--- WORK TO BE COMPLETED ---
All of the listing below must be repeated word for word. Pictures are the only thing to omit.

--- MATERIAL PROVIDED ---

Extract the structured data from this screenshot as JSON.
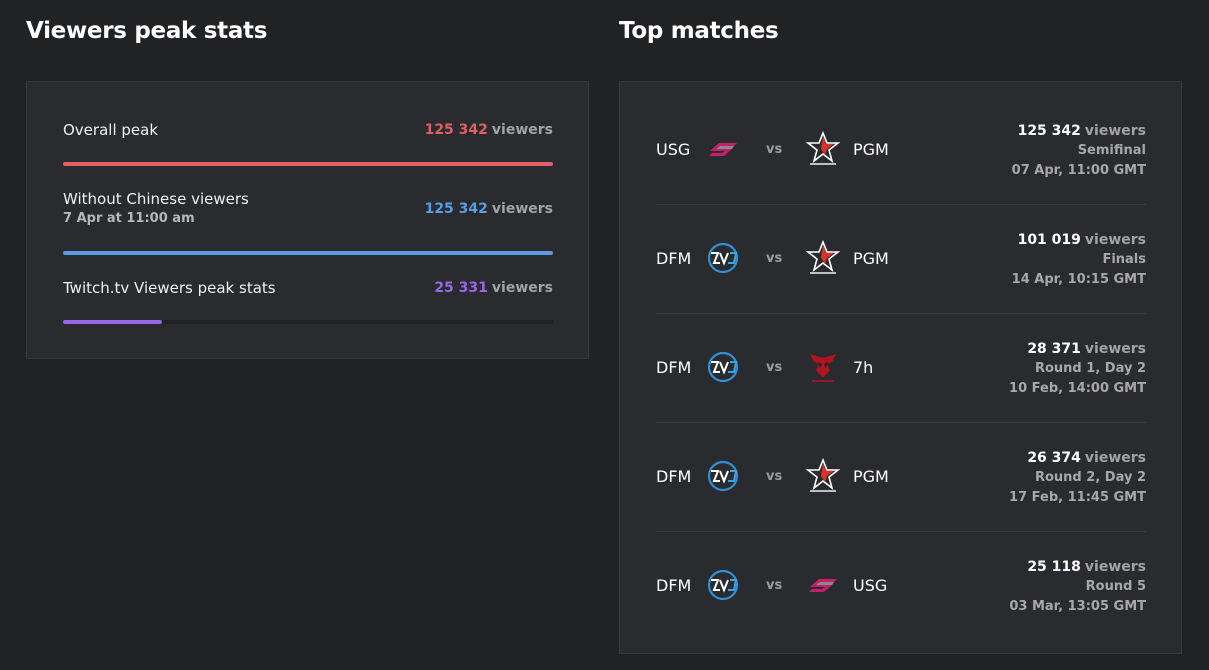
{
  "peak": {
    "title": "Viewers peak stats",
    "unit": "viewers",
    "stats": [
      {
        "label": "Overall peak",
        "sub": "",
        "value": "125 342",
        "color": "#e05f67",
        "fill": 1.0
      },
      {
        "label": "Without Chinese viewers",
        "sub": "7 Apr at 11:00 am",
        "value": "125 342",
        "color": "#5a9de4",
        "fill": 1.0
      },
      {
        "label": "Twitch.tv Viewers peak stats",
        "sub": "",
        "value": "25 331",
        "color": "#9a67e8",
        "fill": 0.202
      }
    ]
  },
  "matches": {
    "title": "Top matches",
    "vs_label": "vs",
    "unit": "viewers",
    "rows": [
      {
        "team1": "USG",
        "logo1": "usg-logo",
        "team2": "PGM",
        "logo2": "pentagram-logo",
        "viewers": "125 342",
        "stage": "Semifinal",
        "date": "07 Apr, 11:00 GMT"
      },
      {
        "team1": "DFM",
        "logo1": "dfm-logo",
        "team2": "PGM",
        "logo2": "pentagram-logo",
        "viewers": "101 019",
        "stage": "Finals",
        "date": "14 Apr, 10:15 GMT"
      },
      {
        "team1": "DFM",
        "logo1": "dfm-logo",
        "team2": "7h",
        "logo2": "7h-logo",
        "viewers": "28 371",
        "stage": "Round 1, Day 2",
        "date": "10 Feb, 14:00 GMT"
      },
      {
        "team1": "DFM",
        "logo1": "dfm-logo",
        "team2": "PGM",
        "logo2": "pentagram-logo",
        "viewers": "26 374",
        "stage": "Round 2, Day 2",
        "date": "17 Feb, 11:45 GMT"
      },
      {
        "team1": "DFM",
        "logo1": "dfm-logo",
        "team2": "USG",
        "logo2": "usg-logo",
        "viewers": "25 118",
        "stage": "Round 5",
        "date": "03 Mar, 13:05 GMT"
      }
    ]
  }
}
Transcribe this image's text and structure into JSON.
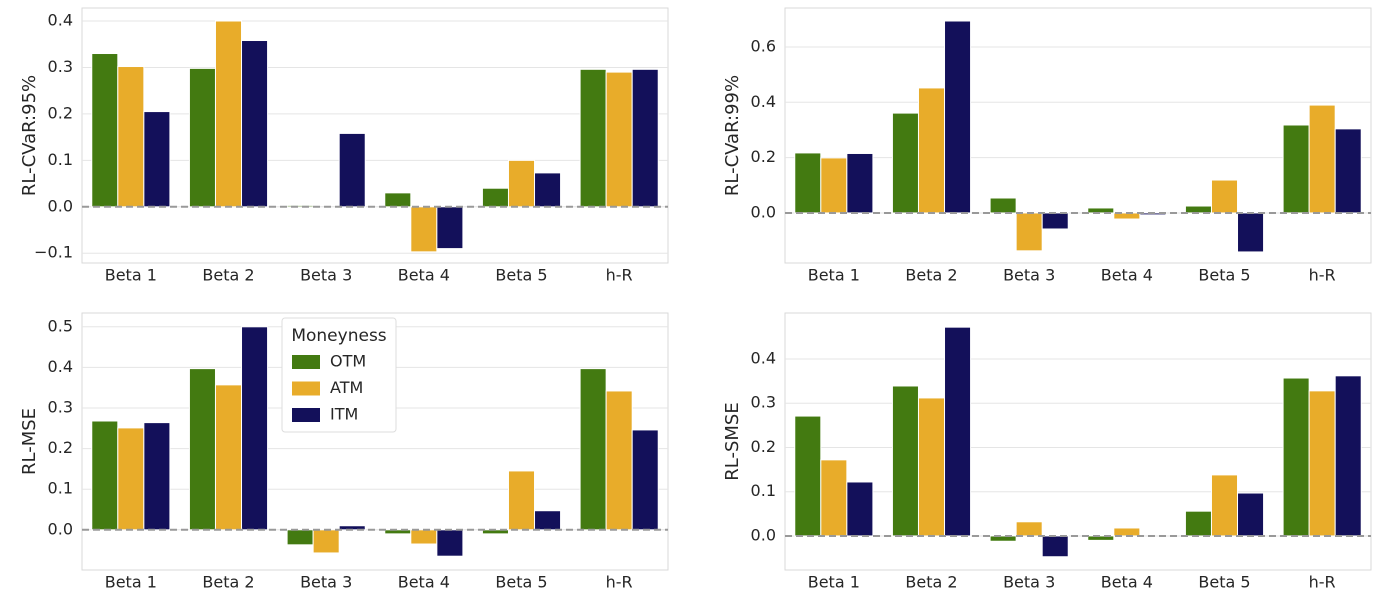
{
  "chart_data": [
    {
      "type": "bar",
      "ylabel": "RL-CVaR:95%",
      "categories": [
        "Beta 1",
        "Beta 2",
        "Beta 3",
        "Beta 4",
        "Beta 5",
        "h-R"
      ],
      "series": [
        {
          "name": "OTM",
          "color": "#437a11",
          "values": [
            0.33,
            0.298,
            0.003,
            0.03,
            0.04,
            0.296
          ]
        },
        {
          "name": "ATM",
          "color": "#e8ac2a",
          "values": [
            0.302,
            0.4,
            0.0,
            -0.097,
            0.1,
            0.29
          ]
        },
        {
          "name": "ITM",
          "color": "#13105a",
          "values": [
            0.205,
            0.358,
            0.158,
            -0.09,
            0.073,
            0.296
          ]
        }
      ],
      "ylim": [
        -0.121,
        0.428
      ],
      "yticks": [
        {
          "value": -0.1,
          "label": "−0.1"
        },
        {
          "value": 0,
          "label": "0.0"
        },
        0.1,
        0.2,
        0.3,
        0.4
      ],
      "grid": true,
      "hline": 0
    },
    {
      "type": "bar",
      "ylabel": "RL-CVaR:99%",
      "categories": [
        "Beta 1",
        "Beta 2",
        "Beta 3",
        "Beta 4",
        "Beta 5",
        "h-R"
      ],
      "series": [
        {
          "name": "OTM",
          "color": "#437a11",
          "values": [
            0.217,
            0.361,
            0.054,
            0.018,
            0.025,
            0.318
          ]
        },
        {
          "name": "ATM",
          "color": "#e8ac2a",
          "values": [
            0.199,
            0.452,
            -0.137,
            -0.022,
            0.119,
            0.39
          ]
        },
        {
          "name": "ITM",
          "color": "#13105a",
          "values": [
            0.215,
            0.694,
            -0.058,
            -0.007,
            -0.141,
            0.304
          ]
        }
      ],
      "ylim": [
        -0.181,
        0.741
      ],
      "yticks": [
        {
          "value": 0,
          "label": "0.0"
        },
        0.2,
        0.4,
        0.6
      ],
      "grid": true,
      "hline": 0
    },
    {
      "type": "bar",
      "ylabel": "RL-MSE",
      "categories": [
        "Beta 1",
        "Beta 2",
        "Beta 3",
        "Beta 4",
        "Beta 5",
        "h-R"
      ],
      "series": [
        {
          "name": "OTM",
          "color": "#437a11",
          "values": [
            0.268,
            0.397,
            -0.037,
            -0.01,
            -0.01,
            0.397
          ]
        },
        {
          "name": "ATM",
          "color": "#e8ac2a",
          "values": [
            0.251,
            0.357,
            -0.057,
            -0.035,
            0.145,
            0.342
          ]
        },
        {
          "name": "ITM",
          "color": "#13105a",
          "values": [
            0.264,
            0.5,
            0.01,
            -0.065,
            0.047,
            0.246
          ]
        }
      ],
      "ylim": [
        -0.099,
        0.534
      ],
      "yticks": [
        {
          "value": 0,
          "label": "0.0"
        },
        0.1,
        0.2,
        0.3,
        0.4,
        0.5
      ],
      "grid": true,
      "hline": 0,
      "legend": "upper center",
      "legend_title": "Moneyness"
    },
    {
      "type": "bar",
      "ylabel": "RL-SMSE",
      "categories": [
        "Beta 1",
        "Beta 2",
        "Beta 3",
        "Beta 4",
        "Beta 5",
        "h-R"
      ],
      "series": [
        {
          "name": "OTM",
          "color": "#437a11",
          "values": [
            0.271,
            0.339,
            -0.012,
            -0.01,
            0.056,
            0.357
          ]
        },
        {
          "name": "ATM",
          "color": "#e8ac2a",
          "values": [
            0.172,
            0.312,
            0.032,
            0.018,
            0.138,
            0.328
          ]
        },
        {
          "name": "ITM",
          "color": "#13105a",
          "values": [
            0.122,
            0.472,
            -0.047,
            0.0,
            0.097,
            0.362
          ]
        }
      ],
      "ylim": [
        -0.077,
        0.504
      ],
      "yticks": [
        {
          "value": 0,
          "label": "0.0"
        },
        0.1,
        0.2,
        0.3,
        0.4
      ],
      "grid": true,
      "hline": 0
    }
  ]
}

--- RESULT OF THIS TASK ---
Extract the structured data from this screenshot as JSON.
{
  "peak": {
    "title": "Viewers peak stats",
    "unit": "viewers",
    "stats": [
      {
        "label": "Overall peak",
        "sub": "",
        "value": "125 342",
        "color": "#e05f67",
        "fill": 1.0
      },
      {
        "label": "Without Chinese viewers",
        "sub": "7 Apr at 11:00 am",
        "value": "125 342",
        "color": "#5a9de4",
        "fill": 1.0
      },
      {
        "label": "Twitch.tv Viewers peak stats",
        "sub": "",
        "value": "25 331",
        "color": "#9a67e8",
        "fill": 0.202
      }
    ]
  },
  "matches": {
    "title": "Top matches",
    "vs_label": "vs",
    "unit": "viewers",
    "rows": [
      {
        "team1": "USG",
        "logo1": "usg-logo",
        "team2": "PGM",
        "logo2": "pentagram-logo",
        "viewers": "125 342",
        "stage": "Semifinal",
        "date": "07 Apr, 11:00 GMT"
      },
      {
        "team1": "DFM",
        "logo1": "dfm-logo",
        "team2": "PGM",
        "logo2": "pentagram-logo",
        "viewers": "101 019",
        "stage": "Finals",
        "date": "14 Apr, 10:15 GMT"
      },
      {
        "team1": "DFM",
        "logo1": "dfm-logo",
        "team2": "7h",
        "logo2": "7h-logo",
        "viewers": "28 371",
        "stage": "Round 1, Day 2",
        "date": "10 Feb, 14:00 GMT"
      },
      {
        "team1": "DFM",
        "logo1": "dfm-logo",
        "team2": "PGM",
        "logo2": "pentagram-logo",
        "viewers": "26 374",
        "stage": "Round 2, Day 2",
        "date": "17 Feb, 11:45 GMT"
      },
      {
        "team1": "DFM",
        "logo1": "dfm-logo",
        "team2": "USG",
        "logo2": "usg-logo",
        "viewers": "25 118",
        "stage": "Round 5",
        "date": "03 Mar, 13:05 GMT"
      }
    ]
  }
}
Transcribe this image's text and structure into JSON.
{
  "chart_data": [
    {
      "type": "bar",
      "ylabel": "RL-CVaR:95%",
      "categories": [
        "Beta 1",
        "Beta 2",
        "Beta 3",
        "Beta 4",
        "Beta 5",
        "h-R"
      ],
      "series": [
        {
          "name": "OTM",
          "color": "#437a11",
          "values": [
            0.33,
            0.298,
            0.003,
            0.03,
            0.04,
            0.296
          ]
        },
        {
          "name": "ATM",
          "color": "#e8ac2a",
          "values": [
            0.302,
            0.4,
            0.0,
            -0.097,
            0.1,
            0.29
          ]
        },
        {
          "name": "ITM",
          "color": "#13105a",
          "values": [
            0.205,
            0.358,
            0.158,
            -0.09,
            0.073,
            0.296
          ]
        }
      ],
      "ylim": [
        -0.121,
        0.428
      ],
      "yticks": [
        {
          "value": -0.1,
          "label": "−0.1"
        },
        {
          "value": 0,
          "label": "0.0"
        },
        0.1,
        0.2,
        0.3,
        0.4
      ],
      "grid": true,
      "hline": 0
    },
    {
      "type": "bar",
      "ylabel": "RL-CVaR:99%",
      "categories": [
        "Beta 1",
        "Beta 2",
        "Beta 3",
        "Beta 4",
        "Beta 5",
        "h-R"
      ],
      "series": [
        {
          "name": "OTM",
          "color": "#437a11",
          "values": [
            0.217,
            0.361,
            0.054,
            0.018,
            0.025,
            0.318
          ]
        },
        {
          "name": "ATM",
          "color": "#e8ac2a",
          "values": [
            0.199,
            0.452,
            -0.137,
            -0.022,
            0.119,
            0.39
          ]
        },
        {
          "name": "ITM",
          "color": "#13105a",
          "values": [
            0.215,
            0.694,
            -0.058,
            -0.007,
            -0.141,
            0.304
          ]
        }
      ],
      "ylim": [
        -0.181,
        0.741
      ],
      "yticks": [
        {
          "value": 0,
          "label": "0.0"
        },
        0.2,
        0.4,
        0.6
      ],
      "grid": true,
      "hline": 0
    },
    {
      "type": "bar",
      "ylabel": "RL-MSE",
      "categories": [
        "Beta 1",
        "Beta 2",
        "Beta 3",
        "Beta 4",
        "Beta 5",
        "h-R"
      ],
      "series": [
        {
          "name": "OTM",
          "color": "#437a11",
          "values": [
            0.268,
            0.397,
            -0.037,
            -0.01,
            -0.01,
            0.397
          ]
        },
        {
          "name": "ATM",
          "color": "#e8ac2a",
          "values": [
            0.251,
            0.357,
            -0.057,
            -0.035,
            0.145,
            0.342
          ]
        },
        {
          "name": "ITM",
          "color": "#13105a",
          "values": [
            0.264,
            0.5,
            0.01,
            -0.065,
            0.047,
            0.246
          ]
        }
      ],
      "ylim": [
        -0.099,
        0.534
      ],
      "yticks": [
        {
          "value": 0,
          "label": "0.0"
        },
        0.1,
        0.2,
        0.3,
        0.4,
        0.5
      ],
      "grid": true,
      "hline": 0,
      "legend": "upper center",
      "legend_title": "Moneyness"
    },
    {
      "type": "bar",
      "ylabel": "RL-SMSE",
      "categories": [
        "Beta 1",
        "Beta 2",
        "Beta 3",
        "Beta 4",
        "Beta 5",
        "h-R"
      ],
      "series": [
        {
          "name": "OTM",
          "color": "#437a11",
          "values": [
            0.271,
            0.339,
            -0.012,
            -0.01,
            0.056,
            0.357
          ]
        },
        {
          "name": "ATM",
          "color": "#e8ac2a",
          "values": [
            0.172,
            0.312,
            0.032,
            0.018,
            0.138,
            0.328
          ]
        },
        {
          "name": "ITM",
          "color": "#13105a",
          "values": [
            0.122,
            0.472,
            -0.047,
            0.0,
            0.097,
            0.362
          ]
        }
      ],
      "ylim": [
        -0.077,
        0.504
      ],
      "yticks": [
        {
          "value": 0,
          "label": "0.0"
        },
        0.1,
        0.2,
        0.3,
        0.4
      ],
      "grid": true,
      "hline": 0
    }
  ]
}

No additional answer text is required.